[App and web page records]
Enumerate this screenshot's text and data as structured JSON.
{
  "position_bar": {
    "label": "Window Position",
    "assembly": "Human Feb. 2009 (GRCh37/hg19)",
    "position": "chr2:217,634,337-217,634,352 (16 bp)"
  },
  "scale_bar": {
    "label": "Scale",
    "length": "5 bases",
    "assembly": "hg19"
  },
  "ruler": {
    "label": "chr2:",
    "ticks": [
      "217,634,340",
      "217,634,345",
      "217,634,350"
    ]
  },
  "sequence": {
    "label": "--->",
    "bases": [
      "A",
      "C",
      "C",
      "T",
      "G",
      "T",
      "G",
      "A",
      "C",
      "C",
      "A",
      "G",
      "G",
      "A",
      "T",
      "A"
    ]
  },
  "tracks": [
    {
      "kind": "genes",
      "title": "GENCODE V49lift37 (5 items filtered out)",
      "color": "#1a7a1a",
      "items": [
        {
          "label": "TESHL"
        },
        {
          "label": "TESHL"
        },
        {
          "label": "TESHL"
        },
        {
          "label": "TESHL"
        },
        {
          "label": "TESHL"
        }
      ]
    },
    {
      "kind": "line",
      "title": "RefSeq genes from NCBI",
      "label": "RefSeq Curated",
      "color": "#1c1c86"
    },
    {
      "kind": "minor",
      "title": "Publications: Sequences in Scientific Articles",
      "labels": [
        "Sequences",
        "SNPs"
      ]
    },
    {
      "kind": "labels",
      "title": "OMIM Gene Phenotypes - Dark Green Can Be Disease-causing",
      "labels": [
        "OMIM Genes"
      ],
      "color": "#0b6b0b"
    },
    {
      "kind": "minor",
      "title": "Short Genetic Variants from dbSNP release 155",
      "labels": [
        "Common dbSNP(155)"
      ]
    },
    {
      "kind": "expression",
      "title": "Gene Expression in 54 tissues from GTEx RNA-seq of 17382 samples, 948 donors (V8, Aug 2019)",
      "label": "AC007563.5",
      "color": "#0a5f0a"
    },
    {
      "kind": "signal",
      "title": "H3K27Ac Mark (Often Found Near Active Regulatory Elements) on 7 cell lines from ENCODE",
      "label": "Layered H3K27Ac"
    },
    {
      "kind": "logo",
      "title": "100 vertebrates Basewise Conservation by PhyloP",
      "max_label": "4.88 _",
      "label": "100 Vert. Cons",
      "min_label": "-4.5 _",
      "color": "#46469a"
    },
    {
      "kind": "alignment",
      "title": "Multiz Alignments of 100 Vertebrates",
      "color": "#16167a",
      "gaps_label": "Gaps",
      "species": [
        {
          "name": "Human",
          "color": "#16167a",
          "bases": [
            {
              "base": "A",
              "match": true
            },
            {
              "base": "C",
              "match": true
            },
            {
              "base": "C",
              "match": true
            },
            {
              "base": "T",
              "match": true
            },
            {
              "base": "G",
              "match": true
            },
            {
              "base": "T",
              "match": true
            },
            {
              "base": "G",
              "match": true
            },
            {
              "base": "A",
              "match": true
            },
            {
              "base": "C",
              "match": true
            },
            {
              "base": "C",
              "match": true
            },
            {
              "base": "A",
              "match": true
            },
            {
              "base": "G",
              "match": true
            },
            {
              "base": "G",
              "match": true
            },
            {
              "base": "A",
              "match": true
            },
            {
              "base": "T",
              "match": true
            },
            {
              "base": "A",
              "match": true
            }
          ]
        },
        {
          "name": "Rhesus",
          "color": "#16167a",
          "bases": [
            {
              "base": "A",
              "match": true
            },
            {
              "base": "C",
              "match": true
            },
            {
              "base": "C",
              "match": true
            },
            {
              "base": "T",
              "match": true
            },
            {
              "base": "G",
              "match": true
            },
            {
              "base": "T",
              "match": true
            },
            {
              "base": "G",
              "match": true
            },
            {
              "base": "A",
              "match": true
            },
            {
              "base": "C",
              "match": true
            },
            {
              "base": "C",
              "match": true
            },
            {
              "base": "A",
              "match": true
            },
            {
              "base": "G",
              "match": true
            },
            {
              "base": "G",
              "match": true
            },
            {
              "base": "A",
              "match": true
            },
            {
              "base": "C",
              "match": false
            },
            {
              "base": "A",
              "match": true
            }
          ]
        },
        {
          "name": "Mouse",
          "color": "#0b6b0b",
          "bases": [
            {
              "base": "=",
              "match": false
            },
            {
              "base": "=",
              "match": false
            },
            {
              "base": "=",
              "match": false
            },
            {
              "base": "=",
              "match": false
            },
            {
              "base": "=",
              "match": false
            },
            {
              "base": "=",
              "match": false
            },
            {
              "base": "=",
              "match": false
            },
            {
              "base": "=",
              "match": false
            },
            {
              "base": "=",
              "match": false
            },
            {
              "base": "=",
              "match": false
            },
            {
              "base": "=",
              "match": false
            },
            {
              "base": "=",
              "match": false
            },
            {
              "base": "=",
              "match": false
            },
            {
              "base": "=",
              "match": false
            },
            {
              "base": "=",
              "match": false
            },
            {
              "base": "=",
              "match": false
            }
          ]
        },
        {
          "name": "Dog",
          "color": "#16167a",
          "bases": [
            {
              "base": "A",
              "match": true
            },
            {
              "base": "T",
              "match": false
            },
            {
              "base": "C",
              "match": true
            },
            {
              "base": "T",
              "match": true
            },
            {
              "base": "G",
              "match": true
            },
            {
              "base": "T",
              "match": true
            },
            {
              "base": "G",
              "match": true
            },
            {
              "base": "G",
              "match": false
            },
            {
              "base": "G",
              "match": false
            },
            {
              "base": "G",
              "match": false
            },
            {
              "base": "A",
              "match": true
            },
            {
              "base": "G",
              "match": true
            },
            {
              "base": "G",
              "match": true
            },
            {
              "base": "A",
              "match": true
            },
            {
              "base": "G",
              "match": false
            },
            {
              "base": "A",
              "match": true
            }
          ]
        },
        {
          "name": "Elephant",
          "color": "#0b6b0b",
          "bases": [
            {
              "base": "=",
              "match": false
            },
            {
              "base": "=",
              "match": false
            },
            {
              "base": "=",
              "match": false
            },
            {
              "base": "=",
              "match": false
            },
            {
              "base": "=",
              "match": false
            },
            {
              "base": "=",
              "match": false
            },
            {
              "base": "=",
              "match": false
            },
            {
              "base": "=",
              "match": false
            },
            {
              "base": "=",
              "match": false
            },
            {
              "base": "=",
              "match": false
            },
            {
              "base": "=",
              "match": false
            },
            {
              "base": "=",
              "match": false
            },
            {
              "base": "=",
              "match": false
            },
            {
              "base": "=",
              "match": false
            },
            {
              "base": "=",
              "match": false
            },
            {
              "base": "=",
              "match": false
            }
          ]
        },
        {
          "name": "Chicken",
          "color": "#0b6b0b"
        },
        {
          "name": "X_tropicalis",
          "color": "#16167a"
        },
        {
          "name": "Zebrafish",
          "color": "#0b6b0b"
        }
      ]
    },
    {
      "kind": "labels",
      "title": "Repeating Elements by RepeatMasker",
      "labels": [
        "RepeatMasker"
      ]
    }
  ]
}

◆ YOUR OBJECTIVE ◆
Write out every entry again so that each line matches the original exactly.

◆ FINAL ANSWER ◆
Enumerate this screenshot's text and data as structured JSON.
{
  "position_bar": {
    "label": "Window Position",
    "assembly": "Human Feb. 2009 (GRCh37/hg19)",
    "position": "chr2:217,634,337-217,634,352 (16 bp)"
  },
  "scale_bar": {
    "label": "Scale",
    "length": "5 bases",
    "assembly": "hg19"
  },
  "ruler": {
    "label": "chr2:",
    "ticks": [
      "217,634,340",
      "217,634,345",
      "217,634,350"
    ]
  },
  "sequence": {
    "label": "--->",
    "bases": [
      "A",
      "C",
      "C",
      "T",
      "G",
      "T",
      "G",
      "A",
      "C",
      "C",
      "A",
      "G",
      "G",
      "A",
      "T",
      "A"
    ]
  },
  "tracks": [
    {
      "kind": "genes",
      "title": "GENCODE V49lift37 (5 items filtered out)",
      "color": "#1a7a1a",
      "items": [
        {
          "label": "TESHL"
        },
        {
          "label": "TESHL"
        },
        {
          "label": "TESHL"
        },
        {
          "label": "TESHL"
        },
        {
          "label": "TESHL"
        }
      ]
    },
    {
      "kind": "line",
      "title": "RefSeq genes from NCBI",
      "label": "RefSeq Curated",
      "color": "#1c1c86"
    },
    {
      "kind": "minor",
      "title": "Publications: Sequences in Scientific Articles",
      "labels": [
        "Sequences",
        "SNPs"
      ]
    },
    {
      "kind": "labels",
      "title": "OMIM Gene Phenotypes - Dark Green Can Be Disease-causing",
      "labels": [
        "OMIM Genes"
      ],
      "color": "#0b6b0b"
    },
    {
      "kind": "minor",
      "title": "Short Genetic Variants from dbSNP release 155",
      "labels": [
        "Common dbSNP(155)"
      ]
    },
    {
      "kind": "expression",
      "title": "Gene Expression in 54 tissues from GTEx RNA-seq of 17382 samples, 948 donors (V8, Aug 2019)",
      "label": "AC007563.5",
      "color": "#0a5f0a"
    },
    {
      "kind": "signal",
      "title": "H3K27Ac Mark (Often Found Near Active Regulatory Elements) on 7 cell lines from ENCODE",
      "label": "Layered H3K27Ac"
    },
    {
      "kind": "logo",
      "title": "100 vertebrates Basewise Conservation by PhyloP",
      "max_label": "4.88 _",
      "label": "100 Vert. Cons",
      "min_label": "-4.5 _",
      "color": "#46469a"
    },
    {
      "kind": "alignment",
      "title": "Multiz Alignments of 100 Vertebrates",
      "color": "#16167a",
      "gaps_label": "Gaps",
      "species": [
        {
          "name": "Human",
          "color": "#16167a",
          "bases": [
            {
              "base": "A",
              "match": true
            },
            {
              "base": "C",
              "match": true
            },
            {
              "base": "C",
              "match": true
            },
            {
              "base": "T",
              "match": true
            },
            {
              "base": "G",
              "match": true
            },
            {
              "base": "T",
              "match": true
            },
            {
              "base": "G",
              "match": true
            },
            {
              "base": "A",
              "match": true
            },
            {
              "base": "C",
              "match": true
            },
            {
              "base": "C",
              "match": true
            },
            {
              "base": "A",
              "match": true
            },
            {
              "base": "G",
              "match": true
            },
            {
              "base": "G",
              "match": true
            },
            {
              "base": "A",
              "match": true
            },
            {
              "base": "T",
              "match": true
            },
            {
              "base": "A",
              "match": true
            }
          ]
        },
        {
          "name": "Rhesus",
          "color": "#16167a",
          "bases": [
            {
              "base": "A",
              "match": true
            },
            {
              "base": "C",
              "match": true
            },
            {
              "base": "C",
              "match": true
            },
            {
              "base": "T",
              "match": true
            },
            {
              "base": "G",
              "match": true
            },
            {
              "base": "T",
              "match": true
            },
            {
              "base": "G",
              "match": true
            },
            {
              "base": "A",
              "match": true
            },
            {
              "base": "C",
              "match": true
            },
            {
              "base": "C",
              "match": true
            },
            {
              "base": "A",
              "match": true
            },
            {
              "base": "G",
              "match": true
            },
            {
              "base": "G",
              "match": true
            },
            {
              "base": "A",
              "match": true
            },
            {
              "base": "C",
              "match": false
            },
            {
              "base": "A",
              "match": true
            }
          ]
        },
        {
          "name": "Mouse",
          "color": "#0b6b0b",
          "bases": [
            {
              "base": "=",
              "match": false
            },
            {
              "base": "=",
              "match": false
            },
            {
              "base": "=",
              "match": false
            },
            {
              "base": "=",
              "match": false
            },
            {
              "base": "=",
              "match": false
            },
            {
              "base": "=",
              "match": false
            },
            {
              "base": "=",
              "match": false
            },
            {
              "base": "=",
              "match": false
            },
            {
              "base": "=",
              "match": false
            },
            {
              "base": "=",
              "match": false
            },
            {
              "base": "=",
              "match": false
            },
            {
              "base": "=",
              "match": false
            },
            {
              "base": "=",
              "match": false
            },
            {
              "base": "=",
              "match": false
            },
            {
              "base": "=",
              "match": false
            },
            {
              "base": "=",
              "match": false
            }
          ]
        },
        {
          "name": "Dog",
          "color": "#16167a",
          "bases": [
            {
              "base": "A",
              "match": true
            },
            {
              "base": "T",
              "match": false
            },
            {
              "base": "C",
              "match": true
            },
            {
              "base": "T",
              "match": true
            },
            {
              "base": "G",
              "match": true
            },
            {
              "base": "T",
              "match": true
            },
            {
              "base": "G",
              "match": true
            },
            {
              "base": "G",
              "match": false
            },
            {
              "base": "G",
              "match": false
            },
            {
              "base": "G",
              "match": false
            },
            {
              "base": "A",
              "match": true
            },
            {
              "base": "G",
              "match": true
            },
            {
              "base": "G",
              "match": true
            },
            {
              "base": "A",
              "match": true
            },
            {
              "base": "G",
              "match": false
            },
            {
              "base": "A",
              "match": true
            }
          ]
        },
        {
          "name": "Elephant",
          "color": "#0b6b0b",
          "bases": [
            {
              "base": "=",
              "match": false
            },
            {
              "base": "=",
              "match": false
            },
            {
              "base": "=",
              "match": false
            },
            {
              "base": "=",
              "match": false
            },
            {
              "base": "=",
              "match": false
            },
            {
              "base": "=",
              "match": false
            },
            {
              "base": "=",
              "match": false
            },
            {
              "base": "=",
              "match": false
            },
            {
              "base": "=",
              "match": false
            },
            {
              "base": "=",
              "match": false
            },
            {
              "base": "=",
              "match": false
            },
            {
              "base": "=",
              "match": false
            },
            {
              "base": "=",
              "match": false
            },
            {
              "base": "=",
              "match": false
            },
            {
              "base": "=",
              "match": false
            },
            {
              "base": "=",
              "match": false
            }
          ]
        },
        {
          "name": "Chicken",
          "color": "#0b6b0b"
        },
        {
          "name": "X_tropicalis",
          "color": "#16167a"
        },
        {
          "name": "Zebrafish",
          "color": "#0b6b0b"
        }
      ]
    },
    {
      "kind": "labels",
      "title": "Repeating Elements by RepeatMasker",
      "labels": [
        "RepeatMasker"
      ]
    }
  ]
}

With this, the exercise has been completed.